◆ AIM OF THE TASK
Write every entry out again exactly, please, and skip the pictures.

((

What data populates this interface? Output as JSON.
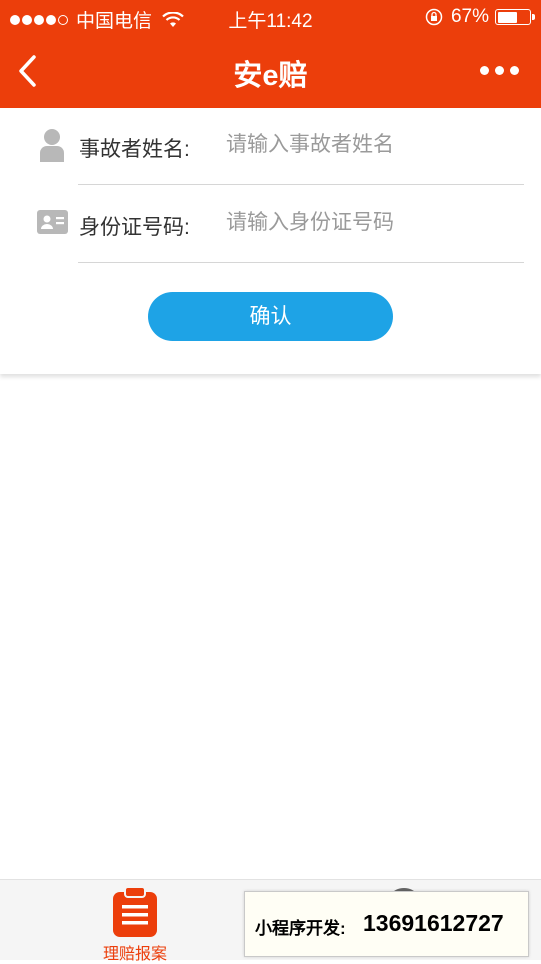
{
  "status_bar": {
    "carrier": "中国电信",
    "time": "上午11:42",
    "battery_percent": "67%",
    "battery_level": 0.67
  },
  "nav": {
    "title": "安e赔"
  },
  "form": {
    "name_label": "事故者姓名:",
    "name_placeholder": "请输入事故者姓名",
    "id_label": "身份证号码:",
    "id_placeholder": "请输入身份证号码",
    "confirm_label": "确认"
  },
  "tab_bar": {
    "claim_label": "理赔报案"
  },
  "overlay": {
    "label": "小程序开发:",
    "phone": "13691612727"
  },
  "colors": {
    "brand": "#ec3e0b",
    "button": "#1ea3e6"
  }
}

))

◆ WORKED SOLUTION
What data populates this interface? Output as JSON.
{
  "status_bar": {
    "carrier": "中国电信",
    "time": "上午11:42",
    "battery_percent": "67%",
    "battery_level": 0.67
  },
  "nav": {
    "title": "安e赔"
  },
  "form": {
    "name_label": "事故者姓名:",
    "name_placeholder": "请输入事故者姓名",
    "id_label": "身份证号码:",
    "id_placeholder": "请输入身份证号码",
    "confirm_label": "确认"
  },
  "tab_bar": {
    "claim_label": "理赔报案"
  },
  "overlay": {
    "label": "小程序开发:",
    "phone": "13691612727"
  },
  "colors": {
    "brand": "#ec3e0b",
    "button": "#1ea3e6"
  }
}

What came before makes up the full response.